══ Listing
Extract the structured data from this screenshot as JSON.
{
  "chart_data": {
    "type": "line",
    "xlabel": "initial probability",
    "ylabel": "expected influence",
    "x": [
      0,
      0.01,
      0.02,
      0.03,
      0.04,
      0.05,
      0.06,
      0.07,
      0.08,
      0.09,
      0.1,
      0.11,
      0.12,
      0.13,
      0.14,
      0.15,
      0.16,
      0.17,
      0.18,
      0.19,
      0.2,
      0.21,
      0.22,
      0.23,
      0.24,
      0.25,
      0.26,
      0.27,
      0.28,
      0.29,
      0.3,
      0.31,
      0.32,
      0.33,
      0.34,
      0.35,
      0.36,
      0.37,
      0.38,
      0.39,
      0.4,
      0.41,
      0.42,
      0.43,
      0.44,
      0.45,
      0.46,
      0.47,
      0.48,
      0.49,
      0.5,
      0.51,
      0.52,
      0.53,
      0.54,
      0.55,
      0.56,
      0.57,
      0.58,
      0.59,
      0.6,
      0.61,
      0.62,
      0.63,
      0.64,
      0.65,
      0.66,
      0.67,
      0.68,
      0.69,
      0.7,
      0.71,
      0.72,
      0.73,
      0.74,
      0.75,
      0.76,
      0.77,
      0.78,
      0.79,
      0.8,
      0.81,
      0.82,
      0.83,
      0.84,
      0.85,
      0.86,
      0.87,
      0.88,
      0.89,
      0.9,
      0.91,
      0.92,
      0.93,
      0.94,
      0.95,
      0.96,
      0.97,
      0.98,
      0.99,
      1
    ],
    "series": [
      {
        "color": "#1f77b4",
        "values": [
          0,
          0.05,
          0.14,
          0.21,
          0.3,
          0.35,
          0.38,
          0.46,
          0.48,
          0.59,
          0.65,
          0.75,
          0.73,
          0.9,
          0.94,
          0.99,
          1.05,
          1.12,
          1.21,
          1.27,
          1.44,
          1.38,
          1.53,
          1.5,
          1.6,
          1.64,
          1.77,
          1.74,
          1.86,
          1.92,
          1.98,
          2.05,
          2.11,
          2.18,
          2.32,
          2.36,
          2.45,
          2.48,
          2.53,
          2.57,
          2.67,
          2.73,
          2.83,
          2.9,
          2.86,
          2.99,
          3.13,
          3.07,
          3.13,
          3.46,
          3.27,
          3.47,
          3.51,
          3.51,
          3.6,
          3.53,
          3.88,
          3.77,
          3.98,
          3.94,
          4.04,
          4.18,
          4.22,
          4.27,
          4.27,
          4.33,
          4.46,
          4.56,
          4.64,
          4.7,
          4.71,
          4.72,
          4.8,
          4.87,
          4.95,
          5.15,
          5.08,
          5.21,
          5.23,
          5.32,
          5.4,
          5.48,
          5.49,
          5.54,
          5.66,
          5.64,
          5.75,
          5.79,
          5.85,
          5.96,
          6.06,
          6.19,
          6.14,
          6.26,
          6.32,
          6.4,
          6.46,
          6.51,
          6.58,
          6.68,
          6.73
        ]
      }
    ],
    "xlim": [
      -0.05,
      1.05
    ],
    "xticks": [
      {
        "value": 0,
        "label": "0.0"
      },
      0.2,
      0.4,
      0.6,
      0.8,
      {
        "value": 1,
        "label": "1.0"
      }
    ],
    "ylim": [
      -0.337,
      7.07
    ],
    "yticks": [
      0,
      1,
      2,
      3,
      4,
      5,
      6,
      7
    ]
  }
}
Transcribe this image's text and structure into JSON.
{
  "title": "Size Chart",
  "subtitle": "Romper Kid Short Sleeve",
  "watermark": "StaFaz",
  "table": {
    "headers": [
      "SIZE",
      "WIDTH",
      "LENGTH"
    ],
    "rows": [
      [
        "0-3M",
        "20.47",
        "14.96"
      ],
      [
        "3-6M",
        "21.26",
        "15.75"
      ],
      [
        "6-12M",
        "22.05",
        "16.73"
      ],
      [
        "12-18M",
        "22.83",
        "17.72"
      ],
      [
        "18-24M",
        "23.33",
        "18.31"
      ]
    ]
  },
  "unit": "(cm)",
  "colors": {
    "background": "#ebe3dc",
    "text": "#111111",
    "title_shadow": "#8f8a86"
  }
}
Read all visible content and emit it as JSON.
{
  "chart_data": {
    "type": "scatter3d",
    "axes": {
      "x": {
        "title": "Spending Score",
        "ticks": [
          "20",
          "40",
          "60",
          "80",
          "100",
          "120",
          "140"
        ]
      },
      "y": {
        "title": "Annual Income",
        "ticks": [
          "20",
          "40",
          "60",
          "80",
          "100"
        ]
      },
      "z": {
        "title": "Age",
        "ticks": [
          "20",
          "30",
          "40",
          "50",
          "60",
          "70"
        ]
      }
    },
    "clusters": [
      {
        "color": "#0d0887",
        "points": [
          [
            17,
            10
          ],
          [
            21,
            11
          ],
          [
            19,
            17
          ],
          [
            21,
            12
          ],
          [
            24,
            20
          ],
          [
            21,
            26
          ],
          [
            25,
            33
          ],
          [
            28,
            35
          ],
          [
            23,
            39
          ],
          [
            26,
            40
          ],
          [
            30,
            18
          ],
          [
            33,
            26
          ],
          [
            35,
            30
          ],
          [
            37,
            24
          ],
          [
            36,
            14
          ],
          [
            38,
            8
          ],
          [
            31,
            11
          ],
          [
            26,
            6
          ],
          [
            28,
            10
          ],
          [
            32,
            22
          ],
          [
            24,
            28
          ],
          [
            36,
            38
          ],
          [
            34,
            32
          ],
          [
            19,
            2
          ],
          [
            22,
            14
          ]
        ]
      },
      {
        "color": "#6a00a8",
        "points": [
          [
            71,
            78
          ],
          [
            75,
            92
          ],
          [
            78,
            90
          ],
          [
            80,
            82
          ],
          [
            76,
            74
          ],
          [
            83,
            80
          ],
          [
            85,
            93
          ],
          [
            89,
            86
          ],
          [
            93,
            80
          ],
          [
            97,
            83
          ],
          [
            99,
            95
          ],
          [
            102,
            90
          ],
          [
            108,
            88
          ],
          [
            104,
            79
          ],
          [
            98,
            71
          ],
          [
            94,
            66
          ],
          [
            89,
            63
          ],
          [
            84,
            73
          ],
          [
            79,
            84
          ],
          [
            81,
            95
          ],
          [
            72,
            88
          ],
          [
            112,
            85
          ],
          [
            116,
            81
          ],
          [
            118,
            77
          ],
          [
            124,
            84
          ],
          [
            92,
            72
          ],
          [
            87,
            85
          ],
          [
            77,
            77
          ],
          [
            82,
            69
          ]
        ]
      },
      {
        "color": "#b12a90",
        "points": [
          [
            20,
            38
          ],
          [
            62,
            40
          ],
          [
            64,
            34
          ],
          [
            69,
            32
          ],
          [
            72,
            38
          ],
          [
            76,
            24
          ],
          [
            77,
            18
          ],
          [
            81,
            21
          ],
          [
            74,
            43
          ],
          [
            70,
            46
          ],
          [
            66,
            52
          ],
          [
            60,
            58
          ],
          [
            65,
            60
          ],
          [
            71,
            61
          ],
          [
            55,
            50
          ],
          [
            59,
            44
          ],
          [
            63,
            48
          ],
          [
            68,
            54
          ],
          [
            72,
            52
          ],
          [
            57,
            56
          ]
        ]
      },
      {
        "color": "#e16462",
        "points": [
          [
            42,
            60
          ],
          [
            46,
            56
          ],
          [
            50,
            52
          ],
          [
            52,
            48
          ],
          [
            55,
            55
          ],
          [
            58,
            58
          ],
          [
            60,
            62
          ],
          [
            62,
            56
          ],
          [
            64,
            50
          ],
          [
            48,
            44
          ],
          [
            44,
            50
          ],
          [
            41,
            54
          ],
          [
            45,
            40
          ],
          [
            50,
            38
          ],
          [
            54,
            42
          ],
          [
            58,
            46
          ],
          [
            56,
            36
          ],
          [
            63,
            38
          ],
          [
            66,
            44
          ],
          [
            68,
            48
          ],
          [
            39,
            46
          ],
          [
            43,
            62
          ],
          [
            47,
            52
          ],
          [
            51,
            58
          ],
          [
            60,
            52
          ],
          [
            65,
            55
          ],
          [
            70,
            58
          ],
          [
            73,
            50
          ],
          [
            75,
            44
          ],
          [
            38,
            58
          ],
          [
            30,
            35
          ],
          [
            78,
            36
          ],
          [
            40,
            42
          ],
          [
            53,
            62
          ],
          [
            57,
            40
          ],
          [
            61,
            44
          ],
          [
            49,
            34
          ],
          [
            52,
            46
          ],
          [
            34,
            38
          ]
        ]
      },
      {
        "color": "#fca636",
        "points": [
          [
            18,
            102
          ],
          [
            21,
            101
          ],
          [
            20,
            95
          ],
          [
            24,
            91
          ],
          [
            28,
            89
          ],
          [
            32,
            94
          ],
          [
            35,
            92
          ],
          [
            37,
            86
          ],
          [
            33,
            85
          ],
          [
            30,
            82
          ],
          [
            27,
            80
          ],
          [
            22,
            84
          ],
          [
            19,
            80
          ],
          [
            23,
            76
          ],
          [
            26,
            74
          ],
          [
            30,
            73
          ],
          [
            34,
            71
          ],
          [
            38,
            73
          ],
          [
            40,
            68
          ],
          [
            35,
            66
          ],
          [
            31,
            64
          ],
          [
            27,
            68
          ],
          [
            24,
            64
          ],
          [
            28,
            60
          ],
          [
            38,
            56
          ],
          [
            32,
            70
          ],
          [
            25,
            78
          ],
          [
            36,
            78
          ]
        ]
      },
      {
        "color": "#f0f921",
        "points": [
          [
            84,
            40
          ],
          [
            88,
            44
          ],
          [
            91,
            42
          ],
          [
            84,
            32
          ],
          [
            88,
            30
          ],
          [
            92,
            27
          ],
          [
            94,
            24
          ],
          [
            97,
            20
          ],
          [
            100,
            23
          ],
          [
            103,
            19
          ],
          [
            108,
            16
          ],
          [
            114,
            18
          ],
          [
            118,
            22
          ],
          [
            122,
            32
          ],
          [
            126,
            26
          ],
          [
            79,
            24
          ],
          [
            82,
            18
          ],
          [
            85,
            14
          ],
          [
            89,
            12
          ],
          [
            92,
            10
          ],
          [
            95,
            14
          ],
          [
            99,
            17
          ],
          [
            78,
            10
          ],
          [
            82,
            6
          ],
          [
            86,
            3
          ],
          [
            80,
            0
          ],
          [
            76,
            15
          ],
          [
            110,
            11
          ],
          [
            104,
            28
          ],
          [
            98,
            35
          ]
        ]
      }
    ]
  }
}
════
• Required task: Pick out every line holding the string "JSON" and return it.

• The answer:
Extract the structured data from this screenshot as JSON.
Transcribe this image's text and structure into JSON.
Read all visible content and emit it as JSON.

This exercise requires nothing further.